Exercise task: Return each entry exactly, with none missing.

— BEGIN Extracted data —

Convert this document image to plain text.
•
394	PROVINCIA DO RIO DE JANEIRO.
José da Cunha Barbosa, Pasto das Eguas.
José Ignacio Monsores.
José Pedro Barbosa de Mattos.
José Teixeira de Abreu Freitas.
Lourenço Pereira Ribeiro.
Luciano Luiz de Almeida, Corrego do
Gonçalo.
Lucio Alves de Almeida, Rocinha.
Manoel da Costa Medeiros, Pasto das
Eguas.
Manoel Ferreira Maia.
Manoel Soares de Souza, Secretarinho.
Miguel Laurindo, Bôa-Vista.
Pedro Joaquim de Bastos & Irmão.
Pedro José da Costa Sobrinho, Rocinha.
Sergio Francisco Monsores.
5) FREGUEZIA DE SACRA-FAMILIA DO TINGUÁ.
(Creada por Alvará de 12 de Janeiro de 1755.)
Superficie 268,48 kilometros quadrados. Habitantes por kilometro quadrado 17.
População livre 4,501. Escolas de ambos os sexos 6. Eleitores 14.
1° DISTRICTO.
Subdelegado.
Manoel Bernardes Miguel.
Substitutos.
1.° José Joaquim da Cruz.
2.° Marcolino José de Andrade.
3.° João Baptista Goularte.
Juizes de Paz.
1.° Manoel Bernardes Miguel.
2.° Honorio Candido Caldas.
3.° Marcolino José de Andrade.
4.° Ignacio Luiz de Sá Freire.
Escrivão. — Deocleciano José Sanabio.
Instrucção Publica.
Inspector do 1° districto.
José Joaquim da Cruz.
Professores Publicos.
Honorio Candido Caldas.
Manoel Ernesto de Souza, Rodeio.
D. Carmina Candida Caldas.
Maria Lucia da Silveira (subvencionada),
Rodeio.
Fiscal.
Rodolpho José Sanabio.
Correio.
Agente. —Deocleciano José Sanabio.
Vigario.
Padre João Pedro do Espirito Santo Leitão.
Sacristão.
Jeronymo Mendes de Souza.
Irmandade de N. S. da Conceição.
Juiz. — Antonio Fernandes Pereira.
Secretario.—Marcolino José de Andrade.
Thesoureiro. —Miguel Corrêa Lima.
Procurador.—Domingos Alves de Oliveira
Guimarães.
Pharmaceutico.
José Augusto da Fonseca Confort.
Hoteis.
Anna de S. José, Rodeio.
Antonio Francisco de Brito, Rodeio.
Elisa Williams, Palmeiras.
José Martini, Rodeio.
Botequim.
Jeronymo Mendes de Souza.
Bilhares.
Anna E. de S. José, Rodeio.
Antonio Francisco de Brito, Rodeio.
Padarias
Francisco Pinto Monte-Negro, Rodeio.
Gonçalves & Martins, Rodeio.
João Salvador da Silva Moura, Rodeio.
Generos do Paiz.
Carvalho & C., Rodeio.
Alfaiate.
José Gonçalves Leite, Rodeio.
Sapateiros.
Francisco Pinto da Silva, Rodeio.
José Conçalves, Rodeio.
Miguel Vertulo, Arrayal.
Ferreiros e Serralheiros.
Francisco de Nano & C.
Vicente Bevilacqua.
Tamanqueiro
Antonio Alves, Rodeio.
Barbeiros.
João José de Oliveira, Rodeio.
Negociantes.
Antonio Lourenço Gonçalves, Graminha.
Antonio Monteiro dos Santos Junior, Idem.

— END Extracted data —

Output of the task:
Convert this document image to plain text.
•
394	PROVINCIA DO RIO DE JANEIRO.
José da Cunha Barbosa, Pasto das Eguas.
José Ignacio Monsores.
José Pedro Barbosa de Mattos.
José Teixeira de Abreu Freitas.
Lourenço Pereira Ribeiro.
Luciano Luiz de Almeida, Corrego do
Gonçalo.
Lucio Alves de Almeida, Rocinha.
Manoel da Costa Medeiros, Pasto das
Eguas.
Manoel Ferreira Maia.
Manoel Soares de Souza, Secretarinho.
Miguel Laurindo, Bôa-Vista.
Pedro Joaquim de Bastos & Irmão.
Pedro José da Costa Sobrinho, Rocinha.
Sergio Francisco Monsores.
5) FREGUEZIA DE SACRA-FAMILIA DO TINGUÁ.
(Creada por Alvará de 12 de Janeiro de 1755.)
Superficie 268,48 kilometros quadrados. Habitantes por kilometro quadrado 17.
População livre 4,501. Escolas de ambos os sexos 6. Eleitores 14.
1° DISTRICTO.
Subdelegado.
Manoel Bernardes Miguel.
Substitutos.
1.° José Joaquim da Cruz.
2.° Marcolino José de Andrade.
3.° João Baptista Goularte.
Juizes de Paz.
1.° Manoel Bernardes Miguel.
2.° Honorio Candido Caldas.
3.° Marcolino José de Andrade.
4.° Ignacio Luiz de Sá Freire.
Escrivão. — Deocleciano José Sanabio.
Instrucção Publica.
Inspector do 1° districto.
José Joaquim da Cruz.
Professores Publicos.
Honorio Candido Caldas.
Manoel Ernesto de Souza, Rodeio.
D. Carmina Candida Caldas.
Maria Lucia da Silveira (subvencionada),
Rodeio.
Fiscal.
Rodolpho José Sanabio.
Correio.
Agente. —Deocleciano José Sanabio.
Vigario.
Padre João Pedro do Espirito Santo Leitão.
Sacristão.
Jeronymo Mendes de Souza.
Irmandade de N. S. da Conceição.
Juiz. — Antonio Fernandes Pereira.
Secretario.—Marcolino José de Andrade.
Thesoureiro. —Miguel Corrêa Lima.
Procurador.—Domingos Alves de Oliveira
Guimarães.
Pharmaceutico.
José Augusto da Fonseca Confort.
Hoteis.
Anna de S. José, Rodeio.
Antonio Francisco de Brito, Rodeio.
Elisa Williams, Palmeiras.
José Martini, Rodeio.
Botequim.
Jeronymo Mendes de Souza.
Bilhares.
Anna E. de S. José, Rodeio.
Antonio Francisco de Brito, Rodeio.
Padarias
Francisco Pinto Monte-Negro, Rodeio.
Gonçalves & Martins, Rodeio.
João Salvador da Silva Moura, Rodeio.
Generos do Paiz.
Carvalho & C., Rodeio.
Alfaiate.
José Gonçalves Leite, Rodeio.
Sapateiros.
Francisco Pinto da Silva, Rodeio.
José Conçalves, Rodeio.
Miguel Vertulo, Arrayal.
Ferreiros e Serralheiros.
Francisco de Nano & C.
Vicente Bevilacqua.
Tamanqueiro
Antonio Alves, Rodeio.
Barbeiros.
João José de Oliveira, Rodeio.
Negociantes.
Antonio Lourenço Gonçalves, Graminha.
Antonio Monteiro dos Santos Junior, Idem.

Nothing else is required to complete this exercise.